━━ EXERCISE INPUTS

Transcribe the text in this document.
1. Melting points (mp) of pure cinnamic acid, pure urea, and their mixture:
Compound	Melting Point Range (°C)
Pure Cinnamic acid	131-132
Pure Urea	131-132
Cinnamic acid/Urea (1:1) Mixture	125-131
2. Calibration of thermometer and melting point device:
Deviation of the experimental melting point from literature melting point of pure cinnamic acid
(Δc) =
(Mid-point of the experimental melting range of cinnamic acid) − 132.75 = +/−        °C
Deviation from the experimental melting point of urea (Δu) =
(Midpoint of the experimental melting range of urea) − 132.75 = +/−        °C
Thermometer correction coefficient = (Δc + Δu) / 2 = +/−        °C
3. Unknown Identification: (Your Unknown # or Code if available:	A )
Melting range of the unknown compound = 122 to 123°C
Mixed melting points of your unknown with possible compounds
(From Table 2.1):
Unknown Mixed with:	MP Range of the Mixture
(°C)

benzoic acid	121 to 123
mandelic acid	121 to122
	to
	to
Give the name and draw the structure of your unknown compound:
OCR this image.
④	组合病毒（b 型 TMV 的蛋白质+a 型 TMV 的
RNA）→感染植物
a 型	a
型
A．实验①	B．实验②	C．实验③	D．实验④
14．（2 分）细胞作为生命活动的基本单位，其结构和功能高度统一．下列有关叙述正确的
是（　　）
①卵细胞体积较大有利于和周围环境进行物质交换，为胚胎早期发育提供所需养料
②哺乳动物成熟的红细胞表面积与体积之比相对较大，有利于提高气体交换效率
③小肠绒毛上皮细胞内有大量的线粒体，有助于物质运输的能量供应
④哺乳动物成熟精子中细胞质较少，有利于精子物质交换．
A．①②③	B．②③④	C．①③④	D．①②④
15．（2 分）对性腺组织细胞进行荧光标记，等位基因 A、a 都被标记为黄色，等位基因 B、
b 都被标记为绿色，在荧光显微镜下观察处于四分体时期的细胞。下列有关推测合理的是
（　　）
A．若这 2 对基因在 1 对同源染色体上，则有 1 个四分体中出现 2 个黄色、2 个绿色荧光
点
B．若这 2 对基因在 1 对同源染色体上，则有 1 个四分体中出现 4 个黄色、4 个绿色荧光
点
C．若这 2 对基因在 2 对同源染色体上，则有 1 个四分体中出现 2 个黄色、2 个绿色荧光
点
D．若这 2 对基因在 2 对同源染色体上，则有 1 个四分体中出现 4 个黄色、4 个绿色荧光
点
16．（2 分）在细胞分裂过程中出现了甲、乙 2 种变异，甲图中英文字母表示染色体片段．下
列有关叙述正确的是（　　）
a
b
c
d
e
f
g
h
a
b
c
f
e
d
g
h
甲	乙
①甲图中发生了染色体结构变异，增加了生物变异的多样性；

━━━━

STATED EXERCISE> Extract exactly the lines between the line containing "OCR this image." and the end of the data, including both.

WRITTEN SOLUTION>
OCR this image.
④	组合病毒（b 型 TMV 的蛋白质+a 型 TMV 的
RNA）→感染植物
a 型	a
型
A．实验①	B．实验②	C．实验③	D．实验④
14．（2 分）细胞作为生命活动的基本单位，其结构和功能高度统一．下列有关叙述正确的
是（　　）
①卵细胞体积较大有利于和周围环境进行物质交换，为胚胎早期发育提供所需养料
②哺乳动物成熟的红细胞表面积与体积之比相对较大，有利于提高气体交换效率
③小肠绒毛上皮细胞内有大量的线粒体，有助于物质运输的能量供应
④哺乳动物成熟精子中细胞质较少，有利于精子物质交换．
A．①②③	B．②③④	C．①③④	D．①②④
15．（2 分）对性腺组织细胞进行荧光标记，等位基因 A、a 都被标记为黄色，等位基因 B、
b 都被标记为绿色，在荧光显微镜下观察处于四分体时期的细胞。下列有关推测合理的是
（　　）
A．若这 2 对基因在 1 对同源染色体上，则有 1 个四分体中出现 2 个黄色、2 个绿色荧光
点
B．若这 2 对基因在 1 对同源染色体上，则有 1 个四分体中出现 4 个黄色、4 个绿色荧光
点
C．若这 2 对基因在 2 对同源染色体上，则有 1 个四分体中出现 2 个黄色、2 个绿色荧光
点
D．若这 2 对基因在 2 对同源染色体上，则有 1 个四分体中出现 4 个黄色、4 个绿色荧光
点
16．（2 分）在细胞分裂过程中出现了甲、乙 2 种变异，甲图中英文字母表示染色体片段．下
列有关叙述正确的是（　　）
a
b
c
d
e
f
g
h
a
b
c
f
e
d
g
h
甲	乙
①甲图中发生了染色体结构变异，增加了生物变异的多样性；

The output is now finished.